● GIVEN PROBLEM
Every line holding the word "growth" counts once. Give the total, nothing more.

--- START OF DATA TO PROCESS ---

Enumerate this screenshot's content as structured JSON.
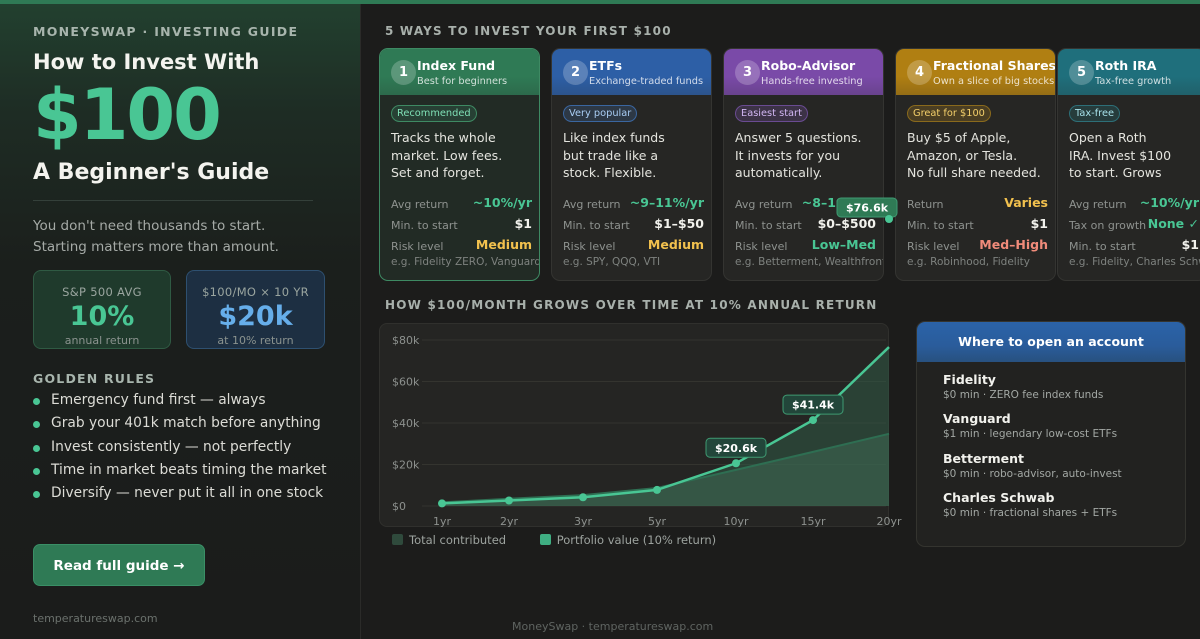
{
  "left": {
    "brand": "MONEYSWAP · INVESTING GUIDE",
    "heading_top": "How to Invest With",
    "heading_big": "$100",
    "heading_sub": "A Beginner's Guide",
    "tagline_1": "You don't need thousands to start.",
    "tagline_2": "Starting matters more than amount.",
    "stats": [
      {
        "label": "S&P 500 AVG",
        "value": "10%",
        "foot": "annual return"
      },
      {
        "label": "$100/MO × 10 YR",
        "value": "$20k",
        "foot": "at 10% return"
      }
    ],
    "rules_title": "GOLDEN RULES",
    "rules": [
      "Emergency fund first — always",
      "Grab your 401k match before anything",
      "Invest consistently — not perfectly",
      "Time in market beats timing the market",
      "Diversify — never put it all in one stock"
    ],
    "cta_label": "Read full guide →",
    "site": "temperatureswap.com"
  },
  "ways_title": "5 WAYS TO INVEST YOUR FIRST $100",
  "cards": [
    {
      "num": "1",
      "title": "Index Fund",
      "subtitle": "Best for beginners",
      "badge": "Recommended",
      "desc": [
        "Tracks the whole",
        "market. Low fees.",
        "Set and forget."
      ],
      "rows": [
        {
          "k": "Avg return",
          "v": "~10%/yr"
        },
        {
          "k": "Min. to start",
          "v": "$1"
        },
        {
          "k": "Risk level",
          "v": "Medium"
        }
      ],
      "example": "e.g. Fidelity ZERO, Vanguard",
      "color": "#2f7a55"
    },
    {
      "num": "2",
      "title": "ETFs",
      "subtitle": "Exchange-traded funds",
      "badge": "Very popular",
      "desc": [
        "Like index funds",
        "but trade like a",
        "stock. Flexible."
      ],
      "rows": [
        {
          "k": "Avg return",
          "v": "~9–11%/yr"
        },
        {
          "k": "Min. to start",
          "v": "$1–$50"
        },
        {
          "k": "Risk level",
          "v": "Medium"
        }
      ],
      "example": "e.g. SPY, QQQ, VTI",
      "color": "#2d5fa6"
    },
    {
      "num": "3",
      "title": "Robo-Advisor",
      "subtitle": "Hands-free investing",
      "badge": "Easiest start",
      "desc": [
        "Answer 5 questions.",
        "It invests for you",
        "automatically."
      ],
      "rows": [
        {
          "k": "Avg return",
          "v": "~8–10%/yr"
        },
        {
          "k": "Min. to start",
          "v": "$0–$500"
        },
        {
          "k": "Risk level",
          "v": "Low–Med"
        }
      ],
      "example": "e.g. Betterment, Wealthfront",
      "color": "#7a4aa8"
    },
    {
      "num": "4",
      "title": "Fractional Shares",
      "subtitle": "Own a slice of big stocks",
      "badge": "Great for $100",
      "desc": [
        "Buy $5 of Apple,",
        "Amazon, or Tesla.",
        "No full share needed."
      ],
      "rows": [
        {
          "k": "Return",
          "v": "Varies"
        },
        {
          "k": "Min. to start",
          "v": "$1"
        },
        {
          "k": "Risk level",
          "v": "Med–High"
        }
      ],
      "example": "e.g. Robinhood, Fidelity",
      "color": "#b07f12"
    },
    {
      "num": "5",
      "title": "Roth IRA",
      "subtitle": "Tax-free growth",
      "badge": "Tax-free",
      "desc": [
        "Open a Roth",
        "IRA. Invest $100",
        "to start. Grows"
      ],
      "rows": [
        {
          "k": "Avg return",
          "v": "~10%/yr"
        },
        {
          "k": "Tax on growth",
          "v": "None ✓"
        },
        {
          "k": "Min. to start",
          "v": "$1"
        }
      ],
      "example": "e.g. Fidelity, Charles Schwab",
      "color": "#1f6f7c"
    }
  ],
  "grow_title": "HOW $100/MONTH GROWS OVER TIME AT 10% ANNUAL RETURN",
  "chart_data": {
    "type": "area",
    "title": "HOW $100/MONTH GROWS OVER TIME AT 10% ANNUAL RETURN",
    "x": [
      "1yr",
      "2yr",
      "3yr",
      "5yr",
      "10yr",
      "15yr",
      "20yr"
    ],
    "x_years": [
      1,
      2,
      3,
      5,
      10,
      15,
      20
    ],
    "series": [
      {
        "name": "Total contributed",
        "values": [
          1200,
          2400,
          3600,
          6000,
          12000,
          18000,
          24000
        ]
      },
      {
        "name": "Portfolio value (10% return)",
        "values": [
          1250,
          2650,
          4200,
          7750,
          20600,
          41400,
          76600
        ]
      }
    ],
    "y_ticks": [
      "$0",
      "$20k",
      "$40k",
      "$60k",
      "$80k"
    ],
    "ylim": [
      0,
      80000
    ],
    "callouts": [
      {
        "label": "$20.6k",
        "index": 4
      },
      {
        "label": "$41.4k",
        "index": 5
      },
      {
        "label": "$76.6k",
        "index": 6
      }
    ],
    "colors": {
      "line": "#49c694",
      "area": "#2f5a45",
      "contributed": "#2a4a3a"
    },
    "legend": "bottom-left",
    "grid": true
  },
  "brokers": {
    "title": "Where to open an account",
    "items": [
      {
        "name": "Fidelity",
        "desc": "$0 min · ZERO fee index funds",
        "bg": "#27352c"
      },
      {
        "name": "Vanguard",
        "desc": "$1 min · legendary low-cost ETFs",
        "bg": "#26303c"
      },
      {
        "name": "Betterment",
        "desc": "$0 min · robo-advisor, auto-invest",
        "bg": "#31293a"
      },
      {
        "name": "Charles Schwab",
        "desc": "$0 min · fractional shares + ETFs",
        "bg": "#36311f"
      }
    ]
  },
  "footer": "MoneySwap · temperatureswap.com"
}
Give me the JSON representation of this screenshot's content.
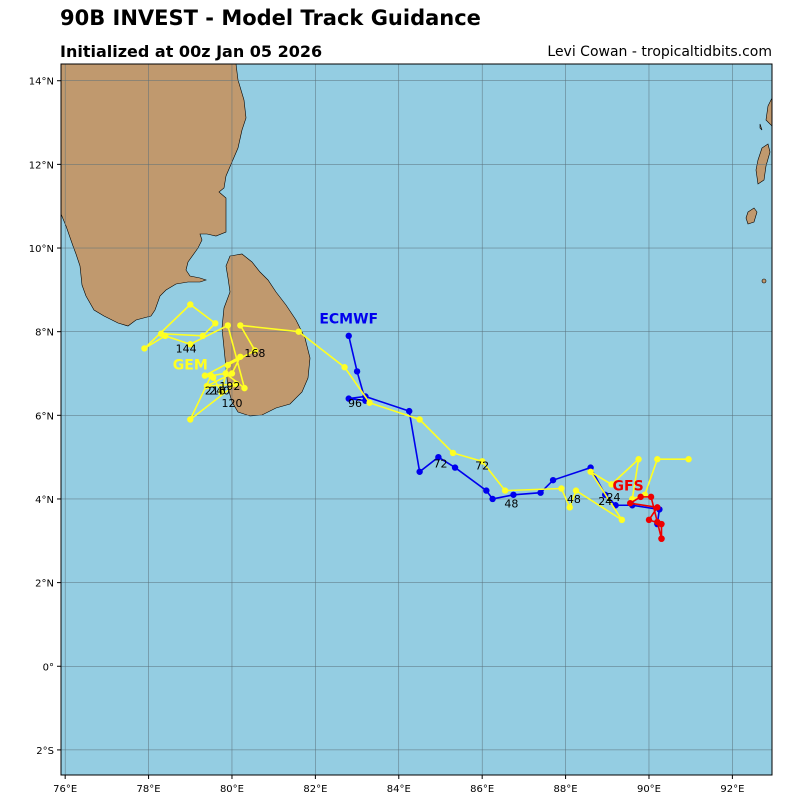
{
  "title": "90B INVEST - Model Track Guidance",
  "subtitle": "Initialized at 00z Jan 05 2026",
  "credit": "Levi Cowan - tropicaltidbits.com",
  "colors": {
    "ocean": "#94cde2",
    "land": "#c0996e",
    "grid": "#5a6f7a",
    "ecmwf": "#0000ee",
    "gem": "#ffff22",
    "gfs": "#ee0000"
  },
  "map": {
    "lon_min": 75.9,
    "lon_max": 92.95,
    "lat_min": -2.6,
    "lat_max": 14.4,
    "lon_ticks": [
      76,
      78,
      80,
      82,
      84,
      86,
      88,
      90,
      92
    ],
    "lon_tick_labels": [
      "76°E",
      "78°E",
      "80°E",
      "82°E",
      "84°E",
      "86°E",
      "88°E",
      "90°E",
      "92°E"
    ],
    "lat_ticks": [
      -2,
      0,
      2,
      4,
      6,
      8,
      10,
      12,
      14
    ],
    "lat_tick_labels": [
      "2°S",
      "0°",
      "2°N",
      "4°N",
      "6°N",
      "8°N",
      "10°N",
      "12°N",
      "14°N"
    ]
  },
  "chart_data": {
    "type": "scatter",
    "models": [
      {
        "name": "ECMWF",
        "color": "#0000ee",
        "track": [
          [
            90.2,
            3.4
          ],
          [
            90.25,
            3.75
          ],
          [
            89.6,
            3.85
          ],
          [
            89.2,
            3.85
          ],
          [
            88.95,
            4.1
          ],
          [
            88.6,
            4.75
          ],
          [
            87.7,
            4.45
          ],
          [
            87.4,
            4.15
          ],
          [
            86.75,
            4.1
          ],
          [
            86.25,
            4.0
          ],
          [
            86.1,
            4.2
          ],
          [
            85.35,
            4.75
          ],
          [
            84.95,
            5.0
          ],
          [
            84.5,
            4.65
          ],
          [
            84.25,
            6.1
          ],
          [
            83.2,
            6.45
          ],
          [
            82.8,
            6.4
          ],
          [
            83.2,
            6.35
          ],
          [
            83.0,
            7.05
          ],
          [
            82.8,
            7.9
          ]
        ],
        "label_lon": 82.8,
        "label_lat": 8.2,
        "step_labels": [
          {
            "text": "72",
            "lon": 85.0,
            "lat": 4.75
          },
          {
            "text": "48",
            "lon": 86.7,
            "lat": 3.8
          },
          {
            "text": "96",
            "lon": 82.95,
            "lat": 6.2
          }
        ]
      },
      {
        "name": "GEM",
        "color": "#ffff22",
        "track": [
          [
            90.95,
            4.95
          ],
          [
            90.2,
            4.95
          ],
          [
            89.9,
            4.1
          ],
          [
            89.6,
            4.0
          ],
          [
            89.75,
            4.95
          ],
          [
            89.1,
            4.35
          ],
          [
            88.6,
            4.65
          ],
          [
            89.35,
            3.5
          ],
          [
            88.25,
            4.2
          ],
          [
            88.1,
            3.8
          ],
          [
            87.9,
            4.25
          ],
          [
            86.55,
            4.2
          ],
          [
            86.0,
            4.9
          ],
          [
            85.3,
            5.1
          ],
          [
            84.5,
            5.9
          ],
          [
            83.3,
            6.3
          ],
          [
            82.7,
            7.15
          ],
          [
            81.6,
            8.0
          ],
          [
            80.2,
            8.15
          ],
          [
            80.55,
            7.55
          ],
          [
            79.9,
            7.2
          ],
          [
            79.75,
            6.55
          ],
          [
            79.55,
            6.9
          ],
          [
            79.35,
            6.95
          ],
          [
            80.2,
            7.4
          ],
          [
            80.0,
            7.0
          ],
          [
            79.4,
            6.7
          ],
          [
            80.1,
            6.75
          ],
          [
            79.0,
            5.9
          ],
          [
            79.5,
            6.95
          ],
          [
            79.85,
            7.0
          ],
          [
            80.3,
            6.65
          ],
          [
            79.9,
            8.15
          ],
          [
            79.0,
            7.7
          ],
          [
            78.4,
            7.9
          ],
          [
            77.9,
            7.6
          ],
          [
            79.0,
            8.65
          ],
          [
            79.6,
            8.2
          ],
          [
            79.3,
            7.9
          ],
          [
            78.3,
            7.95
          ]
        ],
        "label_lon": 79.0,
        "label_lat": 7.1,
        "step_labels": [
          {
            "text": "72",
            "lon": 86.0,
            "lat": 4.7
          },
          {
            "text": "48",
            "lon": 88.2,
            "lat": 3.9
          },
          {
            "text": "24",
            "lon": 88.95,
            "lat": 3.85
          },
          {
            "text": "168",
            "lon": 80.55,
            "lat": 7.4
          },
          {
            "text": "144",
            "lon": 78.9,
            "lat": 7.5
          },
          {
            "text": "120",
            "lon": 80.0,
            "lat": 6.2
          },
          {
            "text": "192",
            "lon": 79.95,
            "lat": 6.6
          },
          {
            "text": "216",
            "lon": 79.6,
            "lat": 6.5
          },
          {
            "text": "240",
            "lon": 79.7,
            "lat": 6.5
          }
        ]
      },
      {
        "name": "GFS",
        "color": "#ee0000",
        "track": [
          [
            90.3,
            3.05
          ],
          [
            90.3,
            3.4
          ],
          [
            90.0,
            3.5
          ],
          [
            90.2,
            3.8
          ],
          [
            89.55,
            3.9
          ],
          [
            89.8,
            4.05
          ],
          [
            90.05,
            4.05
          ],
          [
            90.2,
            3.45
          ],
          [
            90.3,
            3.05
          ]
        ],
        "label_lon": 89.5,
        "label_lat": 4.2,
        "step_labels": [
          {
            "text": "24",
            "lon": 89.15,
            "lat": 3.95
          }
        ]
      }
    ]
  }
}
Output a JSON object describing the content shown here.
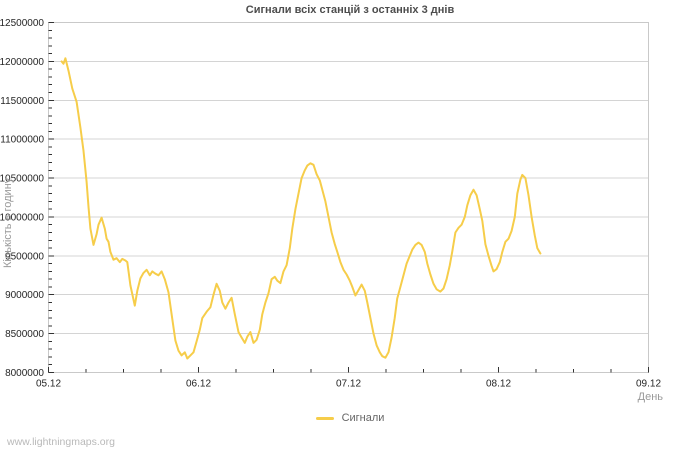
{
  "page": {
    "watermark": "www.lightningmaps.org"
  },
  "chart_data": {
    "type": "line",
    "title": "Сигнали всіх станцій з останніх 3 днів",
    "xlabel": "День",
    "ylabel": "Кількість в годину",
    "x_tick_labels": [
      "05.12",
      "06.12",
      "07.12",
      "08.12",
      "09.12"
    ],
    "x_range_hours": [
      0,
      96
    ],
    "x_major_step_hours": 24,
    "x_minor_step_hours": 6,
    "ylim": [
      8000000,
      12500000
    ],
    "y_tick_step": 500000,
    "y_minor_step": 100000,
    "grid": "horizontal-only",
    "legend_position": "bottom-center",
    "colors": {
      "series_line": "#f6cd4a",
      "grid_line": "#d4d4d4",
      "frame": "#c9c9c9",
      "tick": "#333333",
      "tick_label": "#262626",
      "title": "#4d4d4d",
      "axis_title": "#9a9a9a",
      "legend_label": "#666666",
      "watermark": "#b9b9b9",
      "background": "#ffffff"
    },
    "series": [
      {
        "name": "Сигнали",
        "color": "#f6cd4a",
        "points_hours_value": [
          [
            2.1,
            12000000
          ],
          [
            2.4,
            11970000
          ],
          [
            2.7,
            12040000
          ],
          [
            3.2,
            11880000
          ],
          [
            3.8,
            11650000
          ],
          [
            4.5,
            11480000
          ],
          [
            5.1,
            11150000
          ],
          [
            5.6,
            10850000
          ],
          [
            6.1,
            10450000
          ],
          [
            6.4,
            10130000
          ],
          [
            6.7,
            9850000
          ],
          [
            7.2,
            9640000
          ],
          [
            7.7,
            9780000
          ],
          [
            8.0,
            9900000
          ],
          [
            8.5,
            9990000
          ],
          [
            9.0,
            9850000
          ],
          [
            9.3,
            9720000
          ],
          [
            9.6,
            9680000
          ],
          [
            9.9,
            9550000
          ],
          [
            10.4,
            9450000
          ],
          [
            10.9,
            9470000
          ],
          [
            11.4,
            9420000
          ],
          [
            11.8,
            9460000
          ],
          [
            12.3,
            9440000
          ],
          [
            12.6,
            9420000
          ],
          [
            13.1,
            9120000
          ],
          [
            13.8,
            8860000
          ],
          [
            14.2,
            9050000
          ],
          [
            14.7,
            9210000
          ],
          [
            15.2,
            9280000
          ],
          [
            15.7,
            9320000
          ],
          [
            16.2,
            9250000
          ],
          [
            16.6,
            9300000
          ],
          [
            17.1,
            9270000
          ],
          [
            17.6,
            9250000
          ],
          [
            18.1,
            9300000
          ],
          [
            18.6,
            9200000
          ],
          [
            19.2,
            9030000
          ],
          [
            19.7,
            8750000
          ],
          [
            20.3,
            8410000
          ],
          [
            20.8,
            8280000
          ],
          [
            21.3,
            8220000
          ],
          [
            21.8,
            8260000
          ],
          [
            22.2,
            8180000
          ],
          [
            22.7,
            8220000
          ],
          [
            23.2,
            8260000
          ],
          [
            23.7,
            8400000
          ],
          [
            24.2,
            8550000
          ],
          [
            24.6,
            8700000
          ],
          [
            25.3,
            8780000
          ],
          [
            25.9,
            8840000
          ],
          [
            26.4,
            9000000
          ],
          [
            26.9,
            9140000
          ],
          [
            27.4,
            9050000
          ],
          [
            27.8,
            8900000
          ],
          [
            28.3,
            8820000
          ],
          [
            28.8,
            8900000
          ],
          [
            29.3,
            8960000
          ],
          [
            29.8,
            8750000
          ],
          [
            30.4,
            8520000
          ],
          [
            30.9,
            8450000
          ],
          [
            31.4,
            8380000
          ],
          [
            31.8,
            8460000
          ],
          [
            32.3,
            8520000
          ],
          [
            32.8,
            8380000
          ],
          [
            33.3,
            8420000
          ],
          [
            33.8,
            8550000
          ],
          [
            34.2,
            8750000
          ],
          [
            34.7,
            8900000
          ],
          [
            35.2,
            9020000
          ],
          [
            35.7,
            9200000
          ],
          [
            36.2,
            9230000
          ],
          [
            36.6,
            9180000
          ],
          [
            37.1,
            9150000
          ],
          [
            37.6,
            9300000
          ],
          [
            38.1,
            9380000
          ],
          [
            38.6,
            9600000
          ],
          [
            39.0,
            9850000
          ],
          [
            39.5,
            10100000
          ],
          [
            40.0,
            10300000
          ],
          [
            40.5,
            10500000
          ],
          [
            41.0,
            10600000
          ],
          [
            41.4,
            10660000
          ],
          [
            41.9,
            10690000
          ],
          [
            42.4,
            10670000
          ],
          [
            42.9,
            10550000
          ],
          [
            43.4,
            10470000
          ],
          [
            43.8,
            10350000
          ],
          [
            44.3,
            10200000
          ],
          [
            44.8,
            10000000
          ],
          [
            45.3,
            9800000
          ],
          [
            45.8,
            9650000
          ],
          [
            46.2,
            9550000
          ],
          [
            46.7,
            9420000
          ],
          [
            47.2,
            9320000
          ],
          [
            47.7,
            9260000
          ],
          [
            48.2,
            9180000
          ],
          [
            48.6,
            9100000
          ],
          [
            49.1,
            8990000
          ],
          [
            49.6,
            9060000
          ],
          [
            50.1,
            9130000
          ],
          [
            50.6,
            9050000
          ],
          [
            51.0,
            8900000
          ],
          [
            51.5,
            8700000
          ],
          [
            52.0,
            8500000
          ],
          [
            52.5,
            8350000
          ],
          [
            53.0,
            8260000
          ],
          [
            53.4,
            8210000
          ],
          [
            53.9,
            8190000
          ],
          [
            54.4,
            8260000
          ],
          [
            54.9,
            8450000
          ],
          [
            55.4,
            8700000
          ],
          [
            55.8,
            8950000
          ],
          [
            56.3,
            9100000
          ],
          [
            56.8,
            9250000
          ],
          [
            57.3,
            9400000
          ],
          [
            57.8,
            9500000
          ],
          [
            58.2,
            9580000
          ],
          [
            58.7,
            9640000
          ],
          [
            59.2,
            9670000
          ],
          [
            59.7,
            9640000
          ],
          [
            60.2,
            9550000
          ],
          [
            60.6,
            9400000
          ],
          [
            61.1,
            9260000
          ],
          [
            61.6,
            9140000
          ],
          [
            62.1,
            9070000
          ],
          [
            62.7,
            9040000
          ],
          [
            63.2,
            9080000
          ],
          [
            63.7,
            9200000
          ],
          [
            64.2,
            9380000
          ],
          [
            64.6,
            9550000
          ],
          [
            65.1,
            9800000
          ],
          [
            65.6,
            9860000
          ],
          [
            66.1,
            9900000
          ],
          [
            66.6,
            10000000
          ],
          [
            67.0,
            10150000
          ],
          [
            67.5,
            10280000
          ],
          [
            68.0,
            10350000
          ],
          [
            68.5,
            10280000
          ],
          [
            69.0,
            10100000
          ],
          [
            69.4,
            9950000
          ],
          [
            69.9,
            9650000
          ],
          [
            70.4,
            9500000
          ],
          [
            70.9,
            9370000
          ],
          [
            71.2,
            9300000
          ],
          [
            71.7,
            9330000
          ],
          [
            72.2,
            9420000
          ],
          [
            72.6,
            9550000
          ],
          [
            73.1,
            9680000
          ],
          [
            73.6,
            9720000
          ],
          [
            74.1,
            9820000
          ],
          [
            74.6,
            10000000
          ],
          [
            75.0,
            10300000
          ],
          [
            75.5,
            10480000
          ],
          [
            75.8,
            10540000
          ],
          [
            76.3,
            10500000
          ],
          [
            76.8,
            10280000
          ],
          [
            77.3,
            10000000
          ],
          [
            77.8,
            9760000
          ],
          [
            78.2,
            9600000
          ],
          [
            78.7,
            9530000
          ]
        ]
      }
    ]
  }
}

--- END OF DATA TO PROCESS ---

● ANSWER IN FULL
2